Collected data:
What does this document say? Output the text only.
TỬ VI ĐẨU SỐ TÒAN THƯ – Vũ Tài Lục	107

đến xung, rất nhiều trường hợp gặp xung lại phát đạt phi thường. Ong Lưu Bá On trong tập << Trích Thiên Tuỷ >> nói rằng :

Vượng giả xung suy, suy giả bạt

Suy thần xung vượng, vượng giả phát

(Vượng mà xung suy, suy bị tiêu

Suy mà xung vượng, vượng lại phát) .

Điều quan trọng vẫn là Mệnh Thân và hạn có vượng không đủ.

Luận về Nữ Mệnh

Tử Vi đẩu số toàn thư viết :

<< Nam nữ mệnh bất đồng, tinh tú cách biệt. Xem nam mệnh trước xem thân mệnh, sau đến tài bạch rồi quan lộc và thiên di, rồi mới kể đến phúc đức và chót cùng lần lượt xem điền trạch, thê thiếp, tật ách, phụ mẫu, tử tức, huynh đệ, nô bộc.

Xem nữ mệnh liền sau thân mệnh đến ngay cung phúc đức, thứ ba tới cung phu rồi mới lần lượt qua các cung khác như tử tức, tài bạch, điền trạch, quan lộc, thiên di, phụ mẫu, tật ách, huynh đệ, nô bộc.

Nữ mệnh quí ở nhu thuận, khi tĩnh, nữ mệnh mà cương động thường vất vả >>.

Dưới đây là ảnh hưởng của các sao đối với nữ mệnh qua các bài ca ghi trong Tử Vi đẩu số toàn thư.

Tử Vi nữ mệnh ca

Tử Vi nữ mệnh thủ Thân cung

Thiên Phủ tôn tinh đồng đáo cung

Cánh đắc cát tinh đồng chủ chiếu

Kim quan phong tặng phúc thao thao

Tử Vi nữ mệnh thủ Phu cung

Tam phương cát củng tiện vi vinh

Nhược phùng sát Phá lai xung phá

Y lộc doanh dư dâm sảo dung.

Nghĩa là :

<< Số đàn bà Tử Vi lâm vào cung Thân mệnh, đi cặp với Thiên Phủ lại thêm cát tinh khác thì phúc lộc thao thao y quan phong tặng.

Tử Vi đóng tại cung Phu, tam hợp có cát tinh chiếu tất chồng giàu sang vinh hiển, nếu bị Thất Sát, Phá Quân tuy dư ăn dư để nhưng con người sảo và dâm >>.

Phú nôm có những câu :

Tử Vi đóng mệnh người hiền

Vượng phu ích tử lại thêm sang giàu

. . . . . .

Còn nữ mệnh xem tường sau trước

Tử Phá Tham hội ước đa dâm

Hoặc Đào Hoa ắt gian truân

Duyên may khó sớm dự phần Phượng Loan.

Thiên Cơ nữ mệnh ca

Given task:
Every record above should be copied exactly.

Solution to this task:
What does this document say? Output the text only.
TỬ VI ĐẨU SỐ TÒAN THƯ – Vũ Tài Lục	107

đến xung, rất nhiều trường hợp gặp xung lại phát đạt phi thường. Ong Lưu Bá On trong tập << Trích Thiên Tuỷ >> nói rằng :

Vượng giả xung suy, suy giả bạt

Suy thần xung vượng, vượng giả phát

(Vượng mà xung suy, suy bị tiêu

Suy mà xung vượng, vượng lại phát) .

Điều quan trọng vẫn là Mệnh Thân và hạn có vượng không đủ.

Luận về Nữ Mệnh

Tử Vi đẩu số toàn thư viết :

<< Nam nữ mệnh bất đồng, tinh tú cách biệt. Xem nam mệnh trước xem thân mệnh, sau đến tài bạch rồi quan lộc và thiên di, rồi mới kể đến phúc đức và chót cùng lần lượt xem điền trạch, thê thiếp, tật ách, phụ mẫu, tử tức, huynh đệ, nô bộc.

Xem nữ mệnh liền sau thân mệnh đến ngay cung phúc đức, thứ ba tới cung phu rồi mới lần lượt qua các cung khác như tử tức, tài bạch, điền trạch, quan lộc, thiên di, phụ mẫu, tật ách, huynh đệ, nô bộc.

Nữ mệnh quí ở nhu thuận, khi tĩnh, nữ mệnh mà cương động thường vất vả >>.

Dưới đây là ảnh hưởng của các sao đối với nữ mệnh qua các bài ca ghi trong Tử Vi đẩu số toàn thư.

Tử Vi nữ mệnh ca

Tử Vi nữ mệnh thủ Thân cung

Thiên Phủ tôn tinh đồng đáo cung

Cánh đắc cát tinh đồng chủ chiếu

Kim quan phong tặng phúc thao thao

Tử Vi nữ mệnh thủ Phu cung

Tam phương cát củng tiện vi vinh

Nhược phùng sát Phá lai xung phá

Y lộc doanh dư dâm sảo dung.

Nghĩa là :

<< Số đàn bà Tử Vi lâm vào cung Thân mệnh, đi cặp với Thiên Phủ lại thêm cát tinh khác thì phúc lộc thao thao y quan phong tặng.

Tử Vi đóng tại cung Phu, tam hợp có cát tinh chiếu tất chồng giàu sang vinh hiển, nếu bị Thất Sát, Phá Quân tuy dư ăn dư để nhưng con người sảo và dâm >>.

Phú nôm có những câu :

Tử Vi đóng mệnh người hiền

Vượng phu ích tử lại thêm sang giàu

. . . . . .

Còn nữ mệnh xem tường sau trước

Tử Phá Tham hội ước đa dâm

Hoặc Đào Hoa ắt gian truân

Duyên may khó sớm dự phần Phượng Loan.

Thiên Cơ nữ mệnh ca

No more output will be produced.